[START OF Data listing]
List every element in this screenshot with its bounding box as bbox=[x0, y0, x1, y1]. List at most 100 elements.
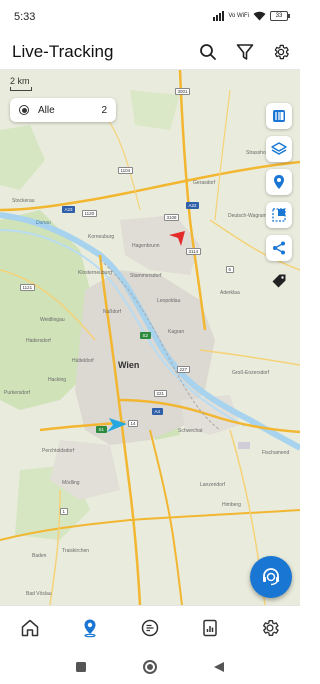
[END OF Data listing]
[START OF Data listing]
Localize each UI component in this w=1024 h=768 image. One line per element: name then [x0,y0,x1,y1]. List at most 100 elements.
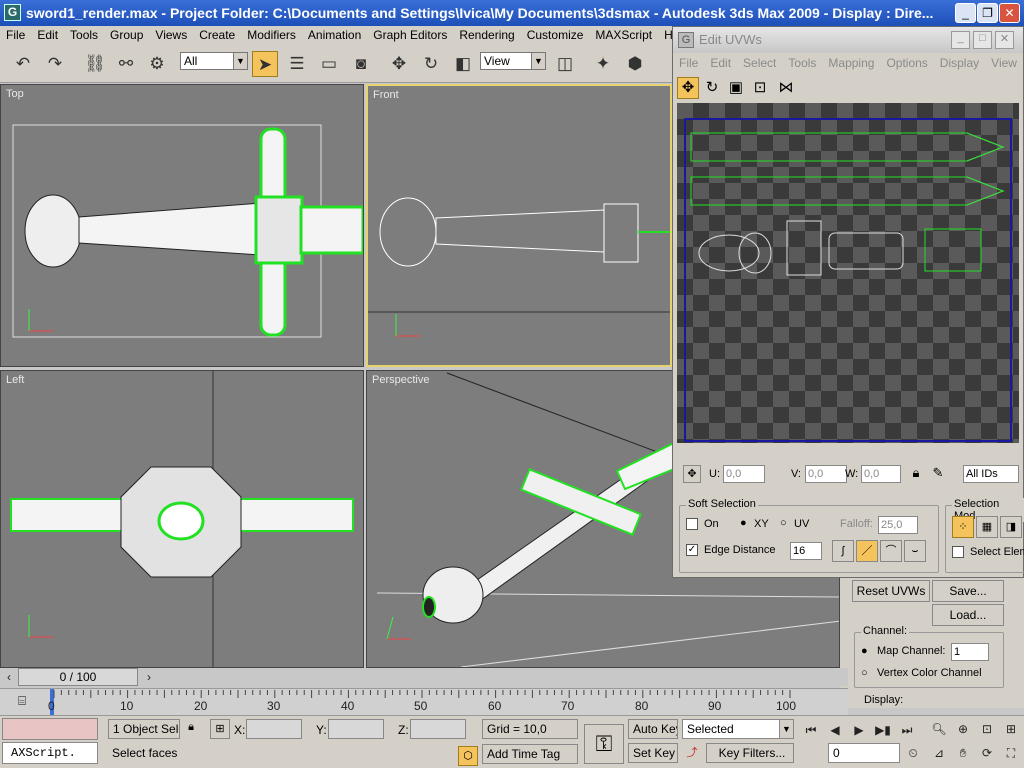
[END OF Data listing]
[START OF Data listing]
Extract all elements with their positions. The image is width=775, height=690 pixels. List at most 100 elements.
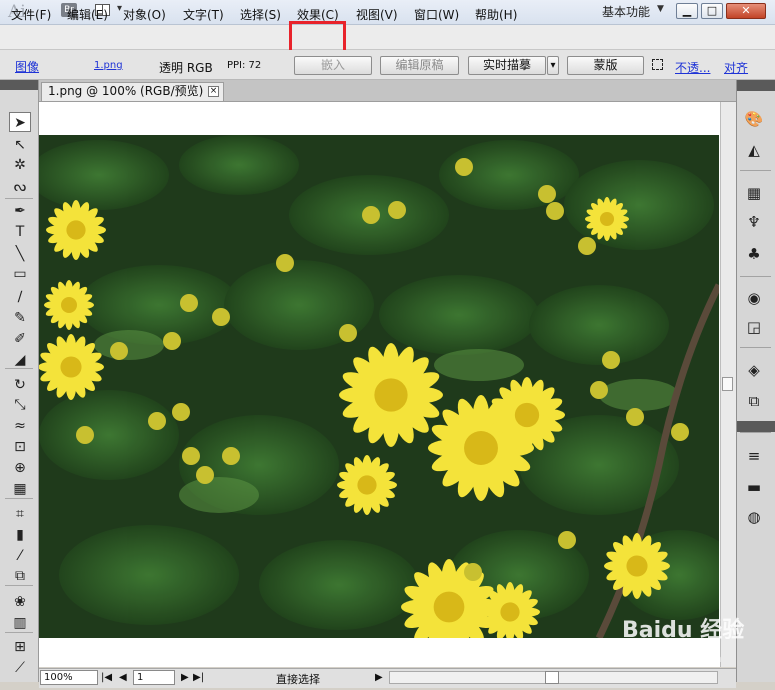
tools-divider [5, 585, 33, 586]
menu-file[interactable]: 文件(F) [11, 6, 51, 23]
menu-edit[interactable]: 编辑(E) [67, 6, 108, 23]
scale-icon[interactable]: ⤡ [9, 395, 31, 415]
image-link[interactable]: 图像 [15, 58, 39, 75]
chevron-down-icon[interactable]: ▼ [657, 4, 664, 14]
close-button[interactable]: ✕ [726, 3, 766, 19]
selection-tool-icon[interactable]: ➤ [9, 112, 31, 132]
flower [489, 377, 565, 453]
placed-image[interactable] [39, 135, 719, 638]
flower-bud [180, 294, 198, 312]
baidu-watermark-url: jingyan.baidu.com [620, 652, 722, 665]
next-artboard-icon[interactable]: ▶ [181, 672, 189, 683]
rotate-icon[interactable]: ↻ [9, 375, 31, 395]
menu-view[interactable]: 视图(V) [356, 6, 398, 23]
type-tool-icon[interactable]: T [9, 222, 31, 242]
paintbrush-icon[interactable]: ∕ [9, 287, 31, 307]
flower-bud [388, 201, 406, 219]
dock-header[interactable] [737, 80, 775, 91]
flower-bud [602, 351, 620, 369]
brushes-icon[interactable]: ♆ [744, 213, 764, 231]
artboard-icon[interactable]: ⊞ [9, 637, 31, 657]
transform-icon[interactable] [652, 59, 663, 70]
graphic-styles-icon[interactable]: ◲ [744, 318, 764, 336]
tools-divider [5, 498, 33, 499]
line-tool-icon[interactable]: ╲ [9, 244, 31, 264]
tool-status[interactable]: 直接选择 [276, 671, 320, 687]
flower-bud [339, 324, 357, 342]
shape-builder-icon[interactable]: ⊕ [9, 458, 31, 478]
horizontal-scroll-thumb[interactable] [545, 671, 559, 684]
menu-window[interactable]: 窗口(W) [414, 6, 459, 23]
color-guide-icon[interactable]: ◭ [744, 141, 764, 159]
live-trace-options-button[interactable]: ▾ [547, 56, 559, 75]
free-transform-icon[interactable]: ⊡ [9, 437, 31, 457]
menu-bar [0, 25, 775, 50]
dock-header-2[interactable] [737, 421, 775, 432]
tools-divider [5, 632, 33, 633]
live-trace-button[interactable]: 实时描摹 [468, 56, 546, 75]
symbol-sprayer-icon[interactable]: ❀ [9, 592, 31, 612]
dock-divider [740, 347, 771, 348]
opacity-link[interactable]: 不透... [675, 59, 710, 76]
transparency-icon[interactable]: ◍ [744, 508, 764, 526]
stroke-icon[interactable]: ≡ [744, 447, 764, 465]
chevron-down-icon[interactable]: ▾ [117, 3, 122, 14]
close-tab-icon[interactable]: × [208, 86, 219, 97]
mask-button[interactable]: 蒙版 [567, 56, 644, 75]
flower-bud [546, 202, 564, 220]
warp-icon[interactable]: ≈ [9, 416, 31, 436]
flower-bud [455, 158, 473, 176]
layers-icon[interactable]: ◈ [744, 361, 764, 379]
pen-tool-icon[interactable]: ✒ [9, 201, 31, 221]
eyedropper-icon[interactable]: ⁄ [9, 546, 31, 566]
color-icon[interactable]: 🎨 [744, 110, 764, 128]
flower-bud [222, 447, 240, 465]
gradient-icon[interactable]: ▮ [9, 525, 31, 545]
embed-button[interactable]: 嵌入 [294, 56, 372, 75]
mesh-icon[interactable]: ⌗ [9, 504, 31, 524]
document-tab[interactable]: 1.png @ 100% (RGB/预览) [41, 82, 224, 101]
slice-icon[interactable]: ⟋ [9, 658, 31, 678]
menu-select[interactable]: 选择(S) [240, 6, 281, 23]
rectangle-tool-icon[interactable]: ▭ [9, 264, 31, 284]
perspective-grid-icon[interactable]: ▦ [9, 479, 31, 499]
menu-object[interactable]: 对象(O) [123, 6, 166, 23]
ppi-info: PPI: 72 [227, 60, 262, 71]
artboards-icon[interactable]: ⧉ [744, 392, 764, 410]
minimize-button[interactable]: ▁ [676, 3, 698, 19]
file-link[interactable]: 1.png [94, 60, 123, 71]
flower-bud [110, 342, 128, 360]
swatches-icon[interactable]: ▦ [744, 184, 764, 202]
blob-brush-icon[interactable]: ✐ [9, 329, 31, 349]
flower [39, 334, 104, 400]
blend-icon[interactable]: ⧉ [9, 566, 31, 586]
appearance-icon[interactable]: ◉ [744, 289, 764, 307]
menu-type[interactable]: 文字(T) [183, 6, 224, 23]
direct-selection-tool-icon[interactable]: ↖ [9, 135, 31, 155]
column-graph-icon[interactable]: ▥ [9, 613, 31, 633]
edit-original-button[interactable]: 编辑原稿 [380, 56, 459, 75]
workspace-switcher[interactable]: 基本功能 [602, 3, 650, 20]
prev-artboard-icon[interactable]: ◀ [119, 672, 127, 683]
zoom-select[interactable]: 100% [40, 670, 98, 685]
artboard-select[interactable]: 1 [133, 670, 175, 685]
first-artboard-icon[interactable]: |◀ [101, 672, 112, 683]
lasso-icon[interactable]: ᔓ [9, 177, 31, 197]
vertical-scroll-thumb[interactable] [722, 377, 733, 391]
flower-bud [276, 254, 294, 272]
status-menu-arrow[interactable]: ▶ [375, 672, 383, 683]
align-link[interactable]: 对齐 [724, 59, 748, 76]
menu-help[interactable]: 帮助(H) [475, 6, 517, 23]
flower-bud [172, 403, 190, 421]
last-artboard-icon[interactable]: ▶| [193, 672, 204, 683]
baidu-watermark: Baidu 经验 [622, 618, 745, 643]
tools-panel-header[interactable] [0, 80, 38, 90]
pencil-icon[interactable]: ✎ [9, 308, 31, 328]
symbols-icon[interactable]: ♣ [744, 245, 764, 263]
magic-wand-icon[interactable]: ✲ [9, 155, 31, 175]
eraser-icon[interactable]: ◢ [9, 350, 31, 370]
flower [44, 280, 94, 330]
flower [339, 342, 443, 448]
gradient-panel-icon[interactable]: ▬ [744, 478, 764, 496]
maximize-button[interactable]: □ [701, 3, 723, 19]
[END OF Data listing]
• [Description of the task]: In the part of the material that opens with the line containing "Extract all elements" and closes with the line containing "menu-edit[interactable]: 编辑(E) [67, 6, 108, 23]", can you replace "positions" with "coordinates" and give those lines back otherwise unchanged? Leave out the pictures.

• [Exercise result]:
Extract all elements with their coordinates. The image is width=775, height=690 pixels. List at most 100 elements.
tools-divider [5, 585, 33, 586]
menu-file[interactable]: 文件(F) [11, 6, 51, 23]
menu-edit[interactable]: 编辑(E) [67, 6, 108, 23]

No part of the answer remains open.